## INFORMATION GIVEN

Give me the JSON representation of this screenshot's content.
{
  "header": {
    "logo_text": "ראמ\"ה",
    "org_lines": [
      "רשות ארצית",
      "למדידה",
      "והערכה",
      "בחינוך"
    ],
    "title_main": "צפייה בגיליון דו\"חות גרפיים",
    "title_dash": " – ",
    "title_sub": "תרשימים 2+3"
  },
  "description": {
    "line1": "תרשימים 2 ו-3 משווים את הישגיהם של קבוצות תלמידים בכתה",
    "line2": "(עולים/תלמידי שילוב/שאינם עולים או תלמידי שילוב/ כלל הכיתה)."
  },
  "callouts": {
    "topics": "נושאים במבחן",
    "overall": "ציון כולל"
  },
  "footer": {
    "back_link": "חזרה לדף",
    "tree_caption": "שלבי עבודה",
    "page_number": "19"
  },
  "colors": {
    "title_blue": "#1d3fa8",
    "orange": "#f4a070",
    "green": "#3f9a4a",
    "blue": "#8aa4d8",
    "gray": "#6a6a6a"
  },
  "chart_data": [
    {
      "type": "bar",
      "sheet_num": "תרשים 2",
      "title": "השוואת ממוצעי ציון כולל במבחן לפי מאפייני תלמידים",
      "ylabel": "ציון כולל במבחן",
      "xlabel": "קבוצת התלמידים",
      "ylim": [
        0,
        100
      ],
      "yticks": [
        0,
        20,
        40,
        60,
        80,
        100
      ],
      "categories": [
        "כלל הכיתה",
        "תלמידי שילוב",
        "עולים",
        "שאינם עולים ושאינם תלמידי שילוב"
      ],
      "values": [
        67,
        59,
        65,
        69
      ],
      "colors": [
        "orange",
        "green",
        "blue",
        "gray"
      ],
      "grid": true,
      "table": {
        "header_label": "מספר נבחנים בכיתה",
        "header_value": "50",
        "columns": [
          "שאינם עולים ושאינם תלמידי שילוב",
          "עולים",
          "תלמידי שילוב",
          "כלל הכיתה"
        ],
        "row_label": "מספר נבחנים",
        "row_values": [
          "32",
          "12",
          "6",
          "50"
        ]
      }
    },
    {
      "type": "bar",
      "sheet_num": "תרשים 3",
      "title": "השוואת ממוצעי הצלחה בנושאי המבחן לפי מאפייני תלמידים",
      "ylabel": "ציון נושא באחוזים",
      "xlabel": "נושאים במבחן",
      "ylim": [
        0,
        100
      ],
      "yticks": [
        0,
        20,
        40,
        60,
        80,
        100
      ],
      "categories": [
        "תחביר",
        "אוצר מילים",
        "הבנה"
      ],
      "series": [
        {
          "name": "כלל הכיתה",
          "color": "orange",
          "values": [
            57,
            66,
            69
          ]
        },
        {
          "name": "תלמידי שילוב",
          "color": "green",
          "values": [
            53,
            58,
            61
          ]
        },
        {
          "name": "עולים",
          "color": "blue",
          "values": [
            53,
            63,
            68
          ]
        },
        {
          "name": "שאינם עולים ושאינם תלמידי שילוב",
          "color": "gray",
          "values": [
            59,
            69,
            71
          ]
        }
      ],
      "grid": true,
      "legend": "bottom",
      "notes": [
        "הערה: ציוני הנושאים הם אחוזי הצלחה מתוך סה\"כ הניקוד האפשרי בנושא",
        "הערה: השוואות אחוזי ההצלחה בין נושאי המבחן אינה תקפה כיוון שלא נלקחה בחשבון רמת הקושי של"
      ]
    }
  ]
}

## EXERCISE TASK
Find each line holding "xlabel". Copy it out.

## SOLUTION TO THIS TASK
      "xlabel": "קבוצת התלמידים",
      "xlabel": "נושאים במבחן",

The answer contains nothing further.